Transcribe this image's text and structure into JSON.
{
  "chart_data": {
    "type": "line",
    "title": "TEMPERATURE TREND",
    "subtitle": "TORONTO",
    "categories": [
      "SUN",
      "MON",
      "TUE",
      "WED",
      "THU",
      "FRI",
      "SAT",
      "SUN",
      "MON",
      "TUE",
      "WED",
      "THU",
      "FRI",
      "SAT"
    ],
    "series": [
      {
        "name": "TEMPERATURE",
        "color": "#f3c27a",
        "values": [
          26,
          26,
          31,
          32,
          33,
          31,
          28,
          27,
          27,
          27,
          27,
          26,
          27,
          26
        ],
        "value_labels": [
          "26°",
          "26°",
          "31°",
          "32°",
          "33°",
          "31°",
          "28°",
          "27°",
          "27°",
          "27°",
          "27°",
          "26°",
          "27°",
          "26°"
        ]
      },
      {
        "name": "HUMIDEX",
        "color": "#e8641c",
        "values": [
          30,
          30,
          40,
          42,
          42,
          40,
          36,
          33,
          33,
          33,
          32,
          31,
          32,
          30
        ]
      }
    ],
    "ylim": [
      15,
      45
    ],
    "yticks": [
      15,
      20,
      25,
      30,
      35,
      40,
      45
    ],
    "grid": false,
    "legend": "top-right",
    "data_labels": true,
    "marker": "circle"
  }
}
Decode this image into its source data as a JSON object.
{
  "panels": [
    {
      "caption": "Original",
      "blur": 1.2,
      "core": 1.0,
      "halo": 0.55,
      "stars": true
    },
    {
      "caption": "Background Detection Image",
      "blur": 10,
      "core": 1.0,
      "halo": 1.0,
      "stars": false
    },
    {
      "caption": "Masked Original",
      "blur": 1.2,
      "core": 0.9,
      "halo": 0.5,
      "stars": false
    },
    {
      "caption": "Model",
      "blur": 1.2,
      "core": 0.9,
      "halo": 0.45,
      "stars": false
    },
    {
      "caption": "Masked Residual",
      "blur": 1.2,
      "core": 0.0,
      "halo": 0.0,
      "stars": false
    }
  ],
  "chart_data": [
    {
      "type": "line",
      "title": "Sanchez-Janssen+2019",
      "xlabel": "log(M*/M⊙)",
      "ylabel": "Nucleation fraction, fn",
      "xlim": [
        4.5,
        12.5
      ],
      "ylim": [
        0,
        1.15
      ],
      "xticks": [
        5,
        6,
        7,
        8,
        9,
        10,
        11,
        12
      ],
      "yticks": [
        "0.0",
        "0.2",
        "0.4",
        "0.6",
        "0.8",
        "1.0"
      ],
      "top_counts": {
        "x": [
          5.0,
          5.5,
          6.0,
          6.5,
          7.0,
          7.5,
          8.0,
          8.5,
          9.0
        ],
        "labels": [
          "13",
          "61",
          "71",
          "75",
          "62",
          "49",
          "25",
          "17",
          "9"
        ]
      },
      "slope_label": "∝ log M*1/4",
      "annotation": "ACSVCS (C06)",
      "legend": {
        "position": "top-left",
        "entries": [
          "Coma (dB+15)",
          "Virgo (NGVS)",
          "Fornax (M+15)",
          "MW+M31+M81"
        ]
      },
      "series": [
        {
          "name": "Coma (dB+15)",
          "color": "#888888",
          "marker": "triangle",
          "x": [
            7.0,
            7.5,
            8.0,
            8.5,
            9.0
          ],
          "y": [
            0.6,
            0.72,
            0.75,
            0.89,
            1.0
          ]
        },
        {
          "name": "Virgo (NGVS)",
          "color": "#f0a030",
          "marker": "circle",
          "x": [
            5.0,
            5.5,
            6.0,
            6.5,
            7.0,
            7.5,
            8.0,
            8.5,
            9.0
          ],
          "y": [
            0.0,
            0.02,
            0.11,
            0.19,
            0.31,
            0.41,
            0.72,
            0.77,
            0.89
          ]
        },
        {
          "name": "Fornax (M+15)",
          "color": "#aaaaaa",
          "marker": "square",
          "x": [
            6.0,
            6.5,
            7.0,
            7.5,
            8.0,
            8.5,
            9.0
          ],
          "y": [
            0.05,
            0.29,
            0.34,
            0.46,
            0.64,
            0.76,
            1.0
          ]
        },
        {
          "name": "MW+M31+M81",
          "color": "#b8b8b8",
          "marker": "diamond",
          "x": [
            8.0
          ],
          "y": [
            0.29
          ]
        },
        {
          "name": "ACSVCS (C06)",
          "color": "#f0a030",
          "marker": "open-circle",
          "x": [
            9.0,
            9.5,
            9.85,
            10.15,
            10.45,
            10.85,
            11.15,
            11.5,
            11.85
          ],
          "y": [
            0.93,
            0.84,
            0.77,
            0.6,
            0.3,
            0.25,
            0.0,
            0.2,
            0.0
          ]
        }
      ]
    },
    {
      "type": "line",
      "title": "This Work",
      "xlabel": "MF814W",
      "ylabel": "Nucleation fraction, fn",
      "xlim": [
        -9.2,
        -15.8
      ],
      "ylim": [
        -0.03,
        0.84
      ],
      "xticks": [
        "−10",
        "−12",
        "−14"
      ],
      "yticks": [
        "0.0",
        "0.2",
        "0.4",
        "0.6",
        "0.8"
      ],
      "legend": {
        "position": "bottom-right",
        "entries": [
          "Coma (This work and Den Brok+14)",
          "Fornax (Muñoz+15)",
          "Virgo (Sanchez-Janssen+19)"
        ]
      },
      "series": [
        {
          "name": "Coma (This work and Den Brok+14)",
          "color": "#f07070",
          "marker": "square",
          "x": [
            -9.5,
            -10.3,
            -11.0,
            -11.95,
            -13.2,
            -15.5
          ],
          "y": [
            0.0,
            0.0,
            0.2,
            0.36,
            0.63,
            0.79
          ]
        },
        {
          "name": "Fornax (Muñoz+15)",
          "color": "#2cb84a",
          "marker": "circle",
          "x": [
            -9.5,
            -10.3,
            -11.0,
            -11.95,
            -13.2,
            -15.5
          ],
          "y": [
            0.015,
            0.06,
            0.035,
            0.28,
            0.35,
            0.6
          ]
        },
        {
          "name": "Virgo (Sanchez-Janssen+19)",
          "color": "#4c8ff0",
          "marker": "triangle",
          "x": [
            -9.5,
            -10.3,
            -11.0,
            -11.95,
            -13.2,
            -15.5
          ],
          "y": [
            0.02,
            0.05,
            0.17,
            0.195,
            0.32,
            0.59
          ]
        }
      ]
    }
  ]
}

###

> EXERCISE DETAILS:
Identify the lines that contain the string "JSON", and copy every one of them.

> RESPONSE BELOW:
Transcribe this image's text and structure into JSON.
Decode this image into its source data as a JSON object.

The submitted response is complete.